## Objective
The listing beneath should be written out in full, exactly as shown.

(Structured figure records)
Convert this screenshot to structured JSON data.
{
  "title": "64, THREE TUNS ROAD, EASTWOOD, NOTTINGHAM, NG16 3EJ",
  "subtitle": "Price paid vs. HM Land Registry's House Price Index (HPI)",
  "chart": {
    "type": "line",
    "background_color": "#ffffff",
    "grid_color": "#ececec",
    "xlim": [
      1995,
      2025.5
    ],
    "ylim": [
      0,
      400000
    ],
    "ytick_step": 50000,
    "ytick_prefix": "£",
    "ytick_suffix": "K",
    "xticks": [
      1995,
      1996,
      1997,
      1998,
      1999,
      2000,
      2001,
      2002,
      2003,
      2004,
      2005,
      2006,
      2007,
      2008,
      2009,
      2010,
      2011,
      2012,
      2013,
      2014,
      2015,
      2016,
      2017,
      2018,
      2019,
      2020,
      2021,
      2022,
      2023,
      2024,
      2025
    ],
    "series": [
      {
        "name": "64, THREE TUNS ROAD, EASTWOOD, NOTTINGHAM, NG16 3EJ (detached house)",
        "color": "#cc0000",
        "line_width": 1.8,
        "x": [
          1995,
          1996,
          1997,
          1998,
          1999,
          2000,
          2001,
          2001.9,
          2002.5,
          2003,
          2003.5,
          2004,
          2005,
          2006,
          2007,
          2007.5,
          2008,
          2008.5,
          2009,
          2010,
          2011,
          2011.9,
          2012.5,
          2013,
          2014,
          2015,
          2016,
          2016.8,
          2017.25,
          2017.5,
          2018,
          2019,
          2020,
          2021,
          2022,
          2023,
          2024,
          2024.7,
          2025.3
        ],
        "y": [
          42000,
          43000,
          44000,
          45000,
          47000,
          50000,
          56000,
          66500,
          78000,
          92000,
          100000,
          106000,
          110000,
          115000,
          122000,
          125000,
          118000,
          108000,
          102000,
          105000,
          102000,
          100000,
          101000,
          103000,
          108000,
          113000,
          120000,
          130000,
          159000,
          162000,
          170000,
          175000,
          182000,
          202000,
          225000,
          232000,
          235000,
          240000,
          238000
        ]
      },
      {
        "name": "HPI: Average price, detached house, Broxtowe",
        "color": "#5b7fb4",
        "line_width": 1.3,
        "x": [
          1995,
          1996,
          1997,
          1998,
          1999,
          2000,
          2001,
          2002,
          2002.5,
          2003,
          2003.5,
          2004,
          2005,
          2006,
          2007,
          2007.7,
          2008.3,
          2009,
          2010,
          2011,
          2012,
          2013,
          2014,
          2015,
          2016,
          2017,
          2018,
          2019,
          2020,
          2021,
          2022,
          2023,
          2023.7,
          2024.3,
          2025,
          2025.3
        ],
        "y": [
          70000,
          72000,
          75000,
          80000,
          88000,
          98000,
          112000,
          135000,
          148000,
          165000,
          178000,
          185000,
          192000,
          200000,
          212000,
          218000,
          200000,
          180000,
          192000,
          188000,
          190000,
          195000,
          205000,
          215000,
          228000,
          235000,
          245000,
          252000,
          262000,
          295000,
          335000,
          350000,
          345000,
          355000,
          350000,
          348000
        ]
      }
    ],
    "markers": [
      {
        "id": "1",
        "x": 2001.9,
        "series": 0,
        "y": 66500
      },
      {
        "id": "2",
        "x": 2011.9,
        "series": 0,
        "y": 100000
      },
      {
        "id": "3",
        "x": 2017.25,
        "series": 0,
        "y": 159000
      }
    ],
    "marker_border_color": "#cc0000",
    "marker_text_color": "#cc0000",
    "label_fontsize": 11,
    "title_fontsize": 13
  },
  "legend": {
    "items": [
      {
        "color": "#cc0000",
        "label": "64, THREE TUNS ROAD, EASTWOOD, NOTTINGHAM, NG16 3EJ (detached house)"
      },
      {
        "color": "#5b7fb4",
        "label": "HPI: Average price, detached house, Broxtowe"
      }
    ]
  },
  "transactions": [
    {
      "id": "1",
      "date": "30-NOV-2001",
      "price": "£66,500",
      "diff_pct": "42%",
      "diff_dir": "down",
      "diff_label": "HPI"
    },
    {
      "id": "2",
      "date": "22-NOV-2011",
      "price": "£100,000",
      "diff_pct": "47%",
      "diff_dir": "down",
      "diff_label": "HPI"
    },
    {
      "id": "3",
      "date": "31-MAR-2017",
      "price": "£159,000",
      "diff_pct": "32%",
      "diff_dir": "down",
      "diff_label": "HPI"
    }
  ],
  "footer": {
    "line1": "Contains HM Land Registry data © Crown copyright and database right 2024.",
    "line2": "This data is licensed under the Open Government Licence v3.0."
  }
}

## Solution to this problem
Convert this screenshot to structured JSON data.
{
  "title": "64, THREE TUNS ROAD, EASTWOOD, NOTTINGHAM, NG16 3EJ",
  "subtitle": "Price paid vs. HM Land Registry's House Price Index (HPI)",
  "chart": {
    "type": "line",
    "background_color": "#ffffff",
    "grid_color": "#ececec",
    "xlim": [
      1995,
      2025.5
    ],
    "ylim": [
      0,
      400000
    ],
    "ytick_step": 50000,
    "ytick_prefix": "£",
    "ytick_suffix": "K",
    "xticks": [
      1995,
      1996,
      1997,
      1998,
      1999,
      2000,
      2001,
      2002,
      2003,
      2004,
      2005,
      2006,
      2007,
      2008,
      2009,
      2010,
      2011,
      2012,
      2013,
      2014,
      2015,
      2016,
      2017,
      2018,
      2019,
      2020,
      2021,
      2022,
      2023,
      2024,
      2025
    ],
    "series": [
      {
        "name": "64, THREE TUNS ROAD, EASTWOOD, NOTTINGHAM, NG16 3EJ (detached house)",
        "color": "#cc0000",
        "line_width": 1.8,
        "x": [
          1995,
          1996,
          1997,
          1998,
          1999,
          2000,
          2001,
          2001.9,
          2002.5,
          2003,
          2003.5,
          2004,
          2005,
          2006,
          2007,
          2007.5,
          2008,
          2008.5,
          2009,
          2010,
          2011,
          2011.9,
          2012.5,
          2013,
          2014,
          2015,
          2016,
          2016.8,
          2017.25,
          2017.5,
          2018,
          2019,
          2020,
          2021,
          2022,
          2023,
          2024,
          2024.7,
          2025.3
        ],
        "y": [
          42000,
          43000,
          44000,
          45000,
          47000,
          50000,
          56000,
          66500,
          78000,
          92000,
          100000,
          106000,
          110000,
          115000,
          122000,
          125000,
          118000,
          108000,
          102000,
          105000,
          102000,
          100000,
          101000,
          103000,
          108000,
          113000,
          120000,
          130000,
          159000,
          162000,
          170000,
          175000,
          182000,
          202000,
          225000,
          232000,
          235000,
          240000,
          238000
        ]
      },
      {
        "name": "HPI: Average price, detached house, Broxtowe",
        "color": "#5b7fb4",
        "line_width": 1.3,
        "x": [
          1995,
          1996,
          1997,
          1998,
          1999,
          2000,
          2001,
          2002,
          2002.5,
          2003,
          2003.5,
          2004,
          2005,
          2006,
          2007,
          2007.7,
          2008.3,
          2009,
          2010,
          2011,
          2012,
          2013,
          2014,
          2015,
          2016,
          2017,
          2018,
          2019,
          2020,
          2021,
          2022,
          2023,
          2023.7,
          2024.3,
          2025,
          2025.3
        ],
        "y": [
          70000,
          72000,
          75000,
          80000,
          88000,
          98000,
          112000,
          135000,
          148000,
          165000,
          178000,
          185000,
          192000,
          200000,
          212000,
          218000,
          200000,
          180000,
          192000,
          188000,
          190000,
          195000,
          205000,
          215000,
          228000,
          235000,
          245000,
          252000,
          262000,
          295000,
          335000,
          350000,
          345000,
          355000,
          350000,
          348000
        ]
      }
    ],
    "markers": [
      {
        "id": "1",
        "x": 2001.9,
        "series": 0,
        "y": 66500
      },
      {
        "id": "2",
        "x": 2011.9,
        "series": 0,
        "y": 100000
      },
      {
        "id": "3",
        "x": 2017.25,
        "series": 0,
        "y": 159000
      }
    ],
    "marker_border_color": "#cc0000",
    "marker_text_color": "#cc0000",
    "label_fontsize": 11,
    "title_fontsize": 13
  },
  "legend": {
    "items": [
      {
        "color": "#cc0000",
        "label": "64, THREE TUNS ROAD, EASTWOOD, NOTTINGHAM, NG16 3EJ (detached house)"
      },
      {
        "color": "#5b7fb4",
        "label": "HPI: Average price, detached house, Broxtowe"
      }
    ]
  },
  "transactions": [
    {
      "id": "1",
      "date": "30-NOV-2001",
      "price": "£66,500",
      "diff_pct": "42%",
      "diff_dir": "down",
      "diff_label": "HPI"
    },
    {
      "id": "2",
      "date": "22-NOV-2011",
      "price": "£100,000",
      "diff_pct": "47%",
      "diff_dir": "down",
      "diff_label": "HPI"
    },
    {
      "id": "3",
      "date": "31-MAR-2017",
      "price": "£159,000",
      "diff_pct": "32%",
      "diff_dir": "down",
      "diff_label": "HPI"
    }
  ],
  "footer": {
    "line1": "Contains HM Land Registry data © Crown copyright and database right 2024.",
    "line2": "This data is licensed under the Open Government Licence v3.0."
  }
}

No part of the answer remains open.